-- Start of EXERCISE DATA --

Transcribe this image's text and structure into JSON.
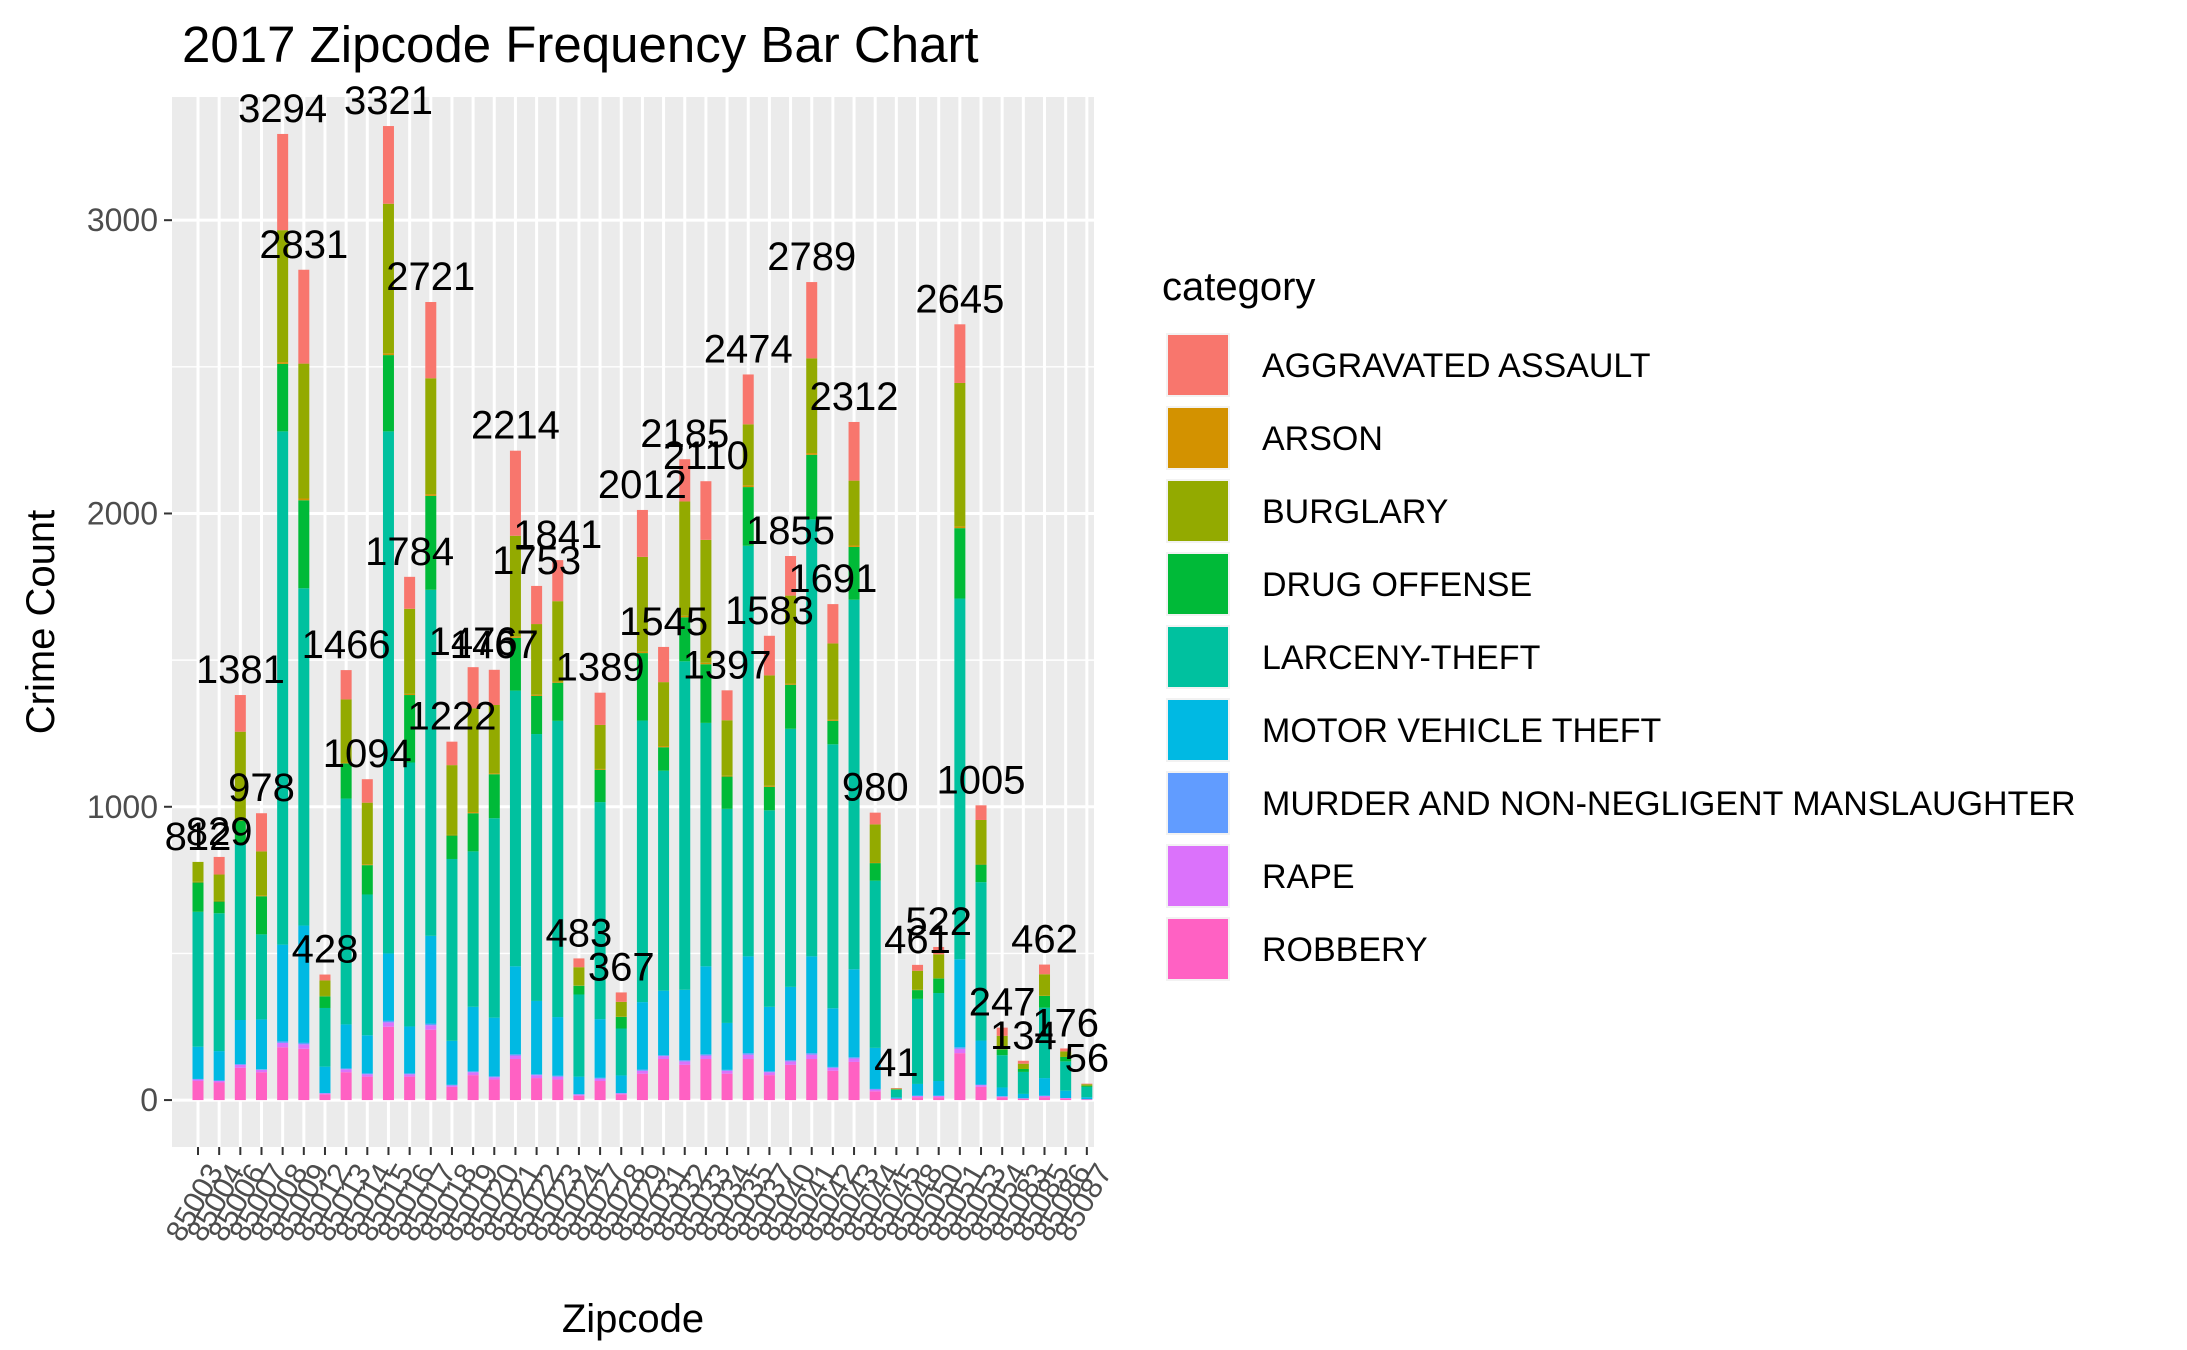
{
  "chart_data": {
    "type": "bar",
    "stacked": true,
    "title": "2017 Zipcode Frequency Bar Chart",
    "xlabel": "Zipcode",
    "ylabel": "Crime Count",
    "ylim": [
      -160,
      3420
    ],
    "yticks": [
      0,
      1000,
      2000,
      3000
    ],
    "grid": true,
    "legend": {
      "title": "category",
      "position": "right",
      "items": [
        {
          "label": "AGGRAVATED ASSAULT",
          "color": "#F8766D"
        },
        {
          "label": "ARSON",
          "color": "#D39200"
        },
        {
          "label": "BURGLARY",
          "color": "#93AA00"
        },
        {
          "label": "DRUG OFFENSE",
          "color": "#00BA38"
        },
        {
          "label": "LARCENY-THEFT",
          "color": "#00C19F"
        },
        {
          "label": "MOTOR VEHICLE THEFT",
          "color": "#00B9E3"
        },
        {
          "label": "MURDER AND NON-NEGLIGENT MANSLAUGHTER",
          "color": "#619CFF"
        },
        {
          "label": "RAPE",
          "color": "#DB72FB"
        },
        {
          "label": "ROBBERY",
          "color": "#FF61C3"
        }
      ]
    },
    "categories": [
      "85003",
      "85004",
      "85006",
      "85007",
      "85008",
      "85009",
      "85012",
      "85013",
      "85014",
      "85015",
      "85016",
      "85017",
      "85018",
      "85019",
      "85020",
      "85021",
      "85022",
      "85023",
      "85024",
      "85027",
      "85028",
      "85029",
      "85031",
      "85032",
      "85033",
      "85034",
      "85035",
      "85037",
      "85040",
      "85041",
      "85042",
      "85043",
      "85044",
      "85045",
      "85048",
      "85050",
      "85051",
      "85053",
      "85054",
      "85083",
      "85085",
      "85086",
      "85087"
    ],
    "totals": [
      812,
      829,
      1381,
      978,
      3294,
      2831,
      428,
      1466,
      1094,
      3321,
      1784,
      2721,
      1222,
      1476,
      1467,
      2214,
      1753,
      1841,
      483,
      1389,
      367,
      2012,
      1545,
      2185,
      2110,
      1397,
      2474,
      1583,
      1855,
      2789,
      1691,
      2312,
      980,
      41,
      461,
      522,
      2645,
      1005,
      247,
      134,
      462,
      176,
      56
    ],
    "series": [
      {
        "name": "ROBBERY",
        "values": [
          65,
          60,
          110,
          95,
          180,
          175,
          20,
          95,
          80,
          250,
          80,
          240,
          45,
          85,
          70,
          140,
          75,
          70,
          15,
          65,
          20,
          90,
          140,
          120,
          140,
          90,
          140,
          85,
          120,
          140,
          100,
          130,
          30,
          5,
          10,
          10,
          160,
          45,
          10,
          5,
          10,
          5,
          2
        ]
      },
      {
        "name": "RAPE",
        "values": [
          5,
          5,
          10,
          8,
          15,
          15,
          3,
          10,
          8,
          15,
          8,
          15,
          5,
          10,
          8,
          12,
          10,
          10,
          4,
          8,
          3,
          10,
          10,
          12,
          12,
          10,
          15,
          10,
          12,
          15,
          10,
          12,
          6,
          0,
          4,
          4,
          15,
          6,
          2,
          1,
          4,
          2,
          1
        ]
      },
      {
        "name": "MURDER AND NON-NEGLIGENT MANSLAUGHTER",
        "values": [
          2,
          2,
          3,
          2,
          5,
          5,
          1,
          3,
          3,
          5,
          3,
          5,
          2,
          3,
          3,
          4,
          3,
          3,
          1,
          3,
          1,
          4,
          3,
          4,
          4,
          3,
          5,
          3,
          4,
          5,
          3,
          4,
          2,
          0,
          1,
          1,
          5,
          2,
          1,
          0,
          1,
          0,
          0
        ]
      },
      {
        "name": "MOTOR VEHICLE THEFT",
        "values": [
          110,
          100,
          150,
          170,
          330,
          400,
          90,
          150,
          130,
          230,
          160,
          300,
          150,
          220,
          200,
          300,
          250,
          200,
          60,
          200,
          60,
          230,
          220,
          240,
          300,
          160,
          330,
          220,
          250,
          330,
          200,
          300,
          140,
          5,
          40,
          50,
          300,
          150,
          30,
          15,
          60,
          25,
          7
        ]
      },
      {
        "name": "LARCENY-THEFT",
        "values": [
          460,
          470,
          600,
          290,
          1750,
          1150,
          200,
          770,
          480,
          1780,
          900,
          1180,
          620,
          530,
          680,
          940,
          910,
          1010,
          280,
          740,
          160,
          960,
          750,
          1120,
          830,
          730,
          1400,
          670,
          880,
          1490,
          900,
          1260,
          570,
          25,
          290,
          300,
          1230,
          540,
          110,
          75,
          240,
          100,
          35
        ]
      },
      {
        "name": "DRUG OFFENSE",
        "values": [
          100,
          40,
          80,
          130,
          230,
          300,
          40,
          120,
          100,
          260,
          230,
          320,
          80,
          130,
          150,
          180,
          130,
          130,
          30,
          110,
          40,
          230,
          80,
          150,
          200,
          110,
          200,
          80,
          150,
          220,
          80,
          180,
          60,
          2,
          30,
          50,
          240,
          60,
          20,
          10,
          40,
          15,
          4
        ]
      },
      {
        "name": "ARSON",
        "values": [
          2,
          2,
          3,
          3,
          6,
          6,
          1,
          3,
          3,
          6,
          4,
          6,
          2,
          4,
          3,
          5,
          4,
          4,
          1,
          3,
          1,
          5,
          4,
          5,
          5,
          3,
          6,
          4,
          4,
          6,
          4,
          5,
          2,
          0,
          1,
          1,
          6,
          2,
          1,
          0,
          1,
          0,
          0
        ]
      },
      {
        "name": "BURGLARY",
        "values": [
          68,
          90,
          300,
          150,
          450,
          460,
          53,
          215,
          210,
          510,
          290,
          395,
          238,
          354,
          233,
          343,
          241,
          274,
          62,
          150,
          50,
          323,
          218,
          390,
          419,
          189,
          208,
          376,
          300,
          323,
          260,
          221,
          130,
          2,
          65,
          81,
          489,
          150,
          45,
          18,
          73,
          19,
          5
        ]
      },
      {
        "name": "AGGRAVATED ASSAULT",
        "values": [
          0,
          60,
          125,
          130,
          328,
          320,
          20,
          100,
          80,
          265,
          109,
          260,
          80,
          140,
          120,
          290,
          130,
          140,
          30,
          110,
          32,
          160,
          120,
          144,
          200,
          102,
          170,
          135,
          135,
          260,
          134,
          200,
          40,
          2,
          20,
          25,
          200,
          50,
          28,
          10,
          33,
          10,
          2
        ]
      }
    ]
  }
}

-- End of EXERCISE DATA --
-- Start of EXERCISE DATA --

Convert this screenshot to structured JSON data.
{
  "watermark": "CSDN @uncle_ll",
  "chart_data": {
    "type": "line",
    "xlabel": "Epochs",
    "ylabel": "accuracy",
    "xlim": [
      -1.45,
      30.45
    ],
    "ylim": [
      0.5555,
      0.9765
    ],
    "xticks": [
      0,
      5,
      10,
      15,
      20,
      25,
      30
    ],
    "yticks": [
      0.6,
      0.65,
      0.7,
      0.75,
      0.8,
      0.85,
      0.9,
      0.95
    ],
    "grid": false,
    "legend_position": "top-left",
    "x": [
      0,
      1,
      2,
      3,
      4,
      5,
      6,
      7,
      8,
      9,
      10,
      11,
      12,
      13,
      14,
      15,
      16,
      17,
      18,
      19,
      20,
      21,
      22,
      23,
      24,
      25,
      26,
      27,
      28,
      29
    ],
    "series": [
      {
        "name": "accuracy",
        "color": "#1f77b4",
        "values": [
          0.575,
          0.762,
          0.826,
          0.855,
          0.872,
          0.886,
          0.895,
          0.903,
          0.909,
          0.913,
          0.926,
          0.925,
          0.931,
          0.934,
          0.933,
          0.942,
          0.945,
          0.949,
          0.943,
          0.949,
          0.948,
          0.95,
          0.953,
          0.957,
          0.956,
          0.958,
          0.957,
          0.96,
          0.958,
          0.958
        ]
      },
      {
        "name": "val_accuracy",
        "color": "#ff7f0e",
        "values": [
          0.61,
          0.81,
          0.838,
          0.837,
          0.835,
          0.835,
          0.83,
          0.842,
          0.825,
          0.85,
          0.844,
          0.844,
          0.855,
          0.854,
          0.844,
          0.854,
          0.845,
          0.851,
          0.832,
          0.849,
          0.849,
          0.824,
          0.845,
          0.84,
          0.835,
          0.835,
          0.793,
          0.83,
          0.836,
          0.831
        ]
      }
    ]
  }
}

-- End of EXERCISE DATA --

WHAT TO DO: Read the entries and show each line that mentions "color".

FINISHED EXERCISE:
          "color": "#F8766D"
          "color": "#D39200"
          "color": "#93AA00"
          "color": "#00BA38"
          "color": "#00C19F"
          "color": "#00B9E3"
          "color": "#619CFF"
          "color": "#DB72FB"
          "color": "#FF61C3"
        "color": "#1f77b4",
        "color": "#ff7f0e",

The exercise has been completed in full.